[Stored data]
-----
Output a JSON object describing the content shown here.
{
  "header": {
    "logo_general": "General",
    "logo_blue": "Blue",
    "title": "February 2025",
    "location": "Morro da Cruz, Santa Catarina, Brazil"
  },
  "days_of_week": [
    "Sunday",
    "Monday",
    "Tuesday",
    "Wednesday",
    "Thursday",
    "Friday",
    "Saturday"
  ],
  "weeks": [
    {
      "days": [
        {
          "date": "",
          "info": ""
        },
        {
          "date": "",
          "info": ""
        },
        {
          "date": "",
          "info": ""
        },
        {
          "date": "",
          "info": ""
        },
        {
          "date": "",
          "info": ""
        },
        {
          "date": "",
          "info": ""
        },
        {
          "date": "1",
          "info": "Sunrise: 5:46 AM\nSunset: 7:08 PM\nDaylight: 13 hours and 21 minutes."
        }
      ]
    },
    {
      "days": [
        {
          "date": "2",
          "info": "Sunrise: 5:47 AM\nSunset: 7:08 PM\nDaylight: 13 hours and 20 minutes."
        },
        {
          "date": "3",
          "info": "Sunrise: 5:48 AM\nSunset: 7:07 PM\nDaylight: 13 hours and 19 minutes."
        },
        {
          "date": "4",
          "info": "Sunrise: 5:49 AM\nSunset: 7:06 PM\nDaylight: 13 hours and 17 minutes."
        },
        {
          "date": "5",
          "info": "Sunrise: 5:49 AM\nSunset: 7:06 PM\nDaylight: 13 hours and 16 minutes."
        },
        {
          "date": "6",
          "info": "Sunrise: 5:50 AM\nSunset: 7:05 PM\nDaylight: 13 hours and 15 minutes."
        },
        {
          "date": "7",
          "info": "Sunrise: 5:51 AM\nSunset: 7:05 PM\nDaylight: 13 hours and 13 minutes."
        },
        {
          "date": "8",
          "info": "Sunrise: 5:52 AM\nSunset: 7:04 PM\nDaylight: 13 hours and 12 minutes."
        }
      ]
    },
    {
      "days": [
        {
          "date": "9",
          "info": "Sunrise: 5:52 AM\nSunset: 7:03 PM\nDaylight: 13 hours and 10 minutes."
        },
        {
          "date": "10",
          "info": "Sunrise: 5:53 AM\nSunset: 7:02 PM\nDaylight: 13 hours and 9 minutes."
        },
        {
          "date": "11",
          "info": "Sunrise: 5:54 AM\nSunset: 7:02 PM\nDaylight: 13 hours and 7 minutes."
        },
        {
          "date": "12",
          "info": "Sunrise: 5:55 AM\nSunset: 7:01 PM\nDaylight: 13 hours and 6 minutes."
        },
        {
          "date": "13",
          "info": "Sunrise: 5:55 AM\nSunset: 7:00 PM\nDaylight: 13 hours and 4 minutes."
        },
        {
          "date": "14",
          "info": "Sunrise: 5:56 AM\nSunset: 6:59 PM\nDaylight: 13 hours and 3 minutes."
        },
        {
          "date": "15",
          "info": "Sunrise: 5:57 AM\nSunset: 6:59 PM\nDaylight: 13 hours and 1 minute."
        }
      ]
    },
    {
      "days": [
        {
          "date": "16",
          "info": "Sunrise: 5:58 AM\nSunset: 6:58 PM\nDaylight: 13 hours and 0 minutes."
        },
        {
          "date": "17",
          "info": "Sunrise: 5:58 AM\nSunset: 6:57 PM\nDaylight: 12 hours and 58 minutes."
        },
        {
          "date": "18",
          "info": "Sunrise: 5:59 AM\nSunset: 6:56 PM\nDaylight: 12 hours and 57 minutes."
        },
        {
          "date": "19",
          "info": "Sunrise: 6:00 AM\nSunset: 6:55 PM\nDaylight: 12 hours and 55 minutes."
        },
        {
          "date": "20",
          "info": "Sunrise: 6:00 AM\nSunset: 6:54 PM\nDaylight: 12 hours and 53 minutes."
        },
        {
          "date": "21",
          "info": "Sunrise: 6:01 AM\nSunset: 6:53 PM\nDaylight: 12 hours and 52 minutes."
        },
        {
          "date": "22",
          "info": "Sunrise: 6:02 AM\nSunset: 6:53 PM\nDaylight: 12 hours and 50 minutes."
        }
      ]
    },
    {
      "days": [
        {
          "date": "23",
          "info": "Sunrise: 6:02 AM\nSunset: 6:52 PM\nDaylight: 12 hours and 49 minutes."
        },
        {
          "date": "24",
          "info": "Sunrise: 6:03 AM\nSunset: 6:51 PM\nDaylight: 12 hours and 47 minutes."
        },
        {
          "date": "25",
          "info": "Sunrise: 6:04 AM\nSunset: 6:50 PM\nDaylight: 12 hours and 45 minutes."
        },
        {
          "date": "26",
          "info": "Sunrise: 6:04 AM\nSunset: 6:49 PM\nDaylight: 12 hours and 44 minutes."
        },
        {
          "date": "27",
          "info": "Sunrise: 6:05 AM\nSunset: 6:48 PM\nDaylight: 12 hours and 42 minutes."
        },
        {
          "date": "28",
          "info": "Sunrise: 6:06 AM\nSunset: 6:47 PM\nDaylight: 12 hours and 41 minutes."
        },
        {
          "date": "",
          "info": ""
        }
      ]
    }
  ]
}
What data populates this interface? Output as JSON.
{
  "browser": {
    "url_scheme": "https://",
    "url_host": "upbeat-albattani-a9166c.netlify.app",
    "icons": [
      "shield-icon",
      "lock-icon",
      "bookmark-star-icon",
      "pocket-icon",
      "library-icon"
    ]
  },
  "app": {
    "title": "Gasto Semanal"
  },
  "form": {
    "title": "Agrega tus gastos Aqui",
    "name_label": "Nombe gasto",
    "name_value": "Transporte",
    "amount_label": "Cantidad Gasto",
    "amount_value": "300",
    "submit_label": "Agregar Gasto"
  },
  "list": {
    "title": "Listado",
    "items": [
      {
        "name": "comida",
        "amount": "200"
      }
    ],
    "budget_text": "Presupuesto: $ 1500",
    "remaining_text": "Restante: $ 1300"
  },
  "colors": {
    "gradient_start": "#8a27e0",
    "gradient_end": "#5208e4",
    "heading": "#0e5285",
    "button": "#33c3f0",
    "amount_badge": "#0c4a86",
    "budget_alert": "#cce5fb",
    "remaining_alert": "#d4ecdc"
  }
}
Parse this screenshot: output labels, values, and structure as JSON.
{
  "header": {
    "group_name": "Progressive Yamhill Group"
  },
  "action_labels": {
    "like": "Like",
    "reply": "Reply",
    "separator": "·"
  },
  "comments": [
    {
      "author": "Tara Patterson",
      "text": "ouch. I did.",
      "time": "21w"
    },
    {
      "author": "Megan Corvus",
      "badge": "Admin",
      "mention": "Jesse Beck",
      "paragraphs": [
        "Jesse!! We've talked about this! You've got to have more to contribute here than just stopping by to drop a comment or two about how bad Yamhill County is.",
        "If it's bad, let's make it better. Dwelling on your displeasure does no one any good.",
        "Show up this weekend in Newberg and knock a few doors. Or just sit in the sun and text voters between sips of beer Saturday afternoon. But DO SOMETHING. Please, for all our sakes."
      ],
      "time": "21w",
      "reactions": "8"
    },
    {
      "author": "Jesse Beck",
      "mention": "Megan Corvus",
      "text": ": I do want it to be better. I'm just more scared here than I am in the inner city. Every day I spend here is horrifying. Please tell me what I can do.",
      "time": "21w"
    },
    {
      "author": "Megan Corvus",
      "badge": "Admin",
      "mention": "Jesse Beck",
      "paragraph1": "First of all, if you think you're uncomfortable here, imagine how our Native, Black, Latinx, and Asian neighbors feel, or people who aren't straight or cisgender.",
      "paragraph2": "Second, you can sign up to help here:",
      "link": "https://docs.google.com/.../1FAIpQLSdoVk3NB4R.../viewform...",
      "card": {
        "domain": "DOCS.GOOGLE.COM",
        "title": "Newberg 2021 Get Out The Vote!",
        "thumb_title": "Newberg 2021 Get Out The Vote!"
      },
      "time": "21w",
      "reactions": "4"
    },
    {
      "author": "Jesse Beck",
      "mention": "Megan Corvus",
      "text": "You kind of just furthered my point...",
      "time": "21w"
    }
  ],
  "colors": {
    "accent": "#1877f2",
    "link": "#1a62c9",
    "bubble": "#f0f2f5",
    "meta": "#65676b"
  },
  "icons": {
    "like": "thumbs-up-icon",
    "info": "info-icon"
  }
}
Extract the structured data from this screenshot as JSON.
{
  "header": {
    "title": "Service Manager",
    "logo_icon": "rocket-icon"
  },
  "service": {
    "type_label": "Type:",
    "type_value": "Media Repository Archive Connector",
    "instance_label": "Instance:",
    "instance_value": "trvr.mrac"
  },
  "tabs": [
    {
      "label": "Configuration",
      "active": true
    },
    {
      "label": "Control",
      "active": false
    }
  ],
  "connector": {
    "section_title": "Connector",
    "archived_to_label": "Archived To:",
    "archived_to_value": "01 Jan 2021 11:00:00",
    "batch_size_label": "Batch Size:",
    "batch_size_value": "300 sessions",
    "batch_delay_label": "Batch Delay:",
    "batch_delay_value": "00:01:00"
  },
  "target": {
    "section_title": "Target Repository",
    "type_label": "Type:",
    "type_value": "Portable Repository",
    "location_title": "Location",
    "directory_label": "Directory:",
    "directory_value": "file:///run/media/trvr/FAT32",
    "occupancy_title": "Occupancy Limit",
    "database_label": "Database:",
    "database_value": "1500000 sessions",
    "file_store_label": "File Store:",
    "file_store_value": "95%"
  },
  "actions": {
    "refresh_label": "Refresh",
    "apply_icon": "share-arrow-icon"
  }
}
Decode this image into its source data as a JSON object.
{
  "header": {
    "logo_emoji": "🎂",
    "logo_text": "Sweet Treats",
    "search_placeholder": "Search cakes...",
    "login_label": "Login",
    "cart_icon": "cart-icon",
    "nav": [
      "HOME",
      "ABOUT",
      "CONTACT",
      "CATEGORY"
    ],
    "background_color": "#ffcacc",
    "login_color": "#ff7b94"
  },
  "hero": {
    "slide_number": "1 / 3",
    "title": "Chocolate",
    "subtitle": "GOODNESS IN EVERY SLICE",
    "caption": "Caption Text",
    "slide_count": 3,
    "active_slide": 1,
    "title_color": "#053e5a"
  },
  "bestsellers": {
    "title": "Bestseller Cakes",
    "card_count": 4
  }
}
-----
What the task requires |
Pick out all lines containing the string "than".

Written solution |
        "Jesse!! We've talked about this! You've got to have more to contribute here than just stopping by to drop a comment or two about how bad Yamhill County is.",
      "text": ": I do want it to be better. I'm just more scared here than I am in the inner city. Every day I spend here is horrifying. Please tell me what I can do.",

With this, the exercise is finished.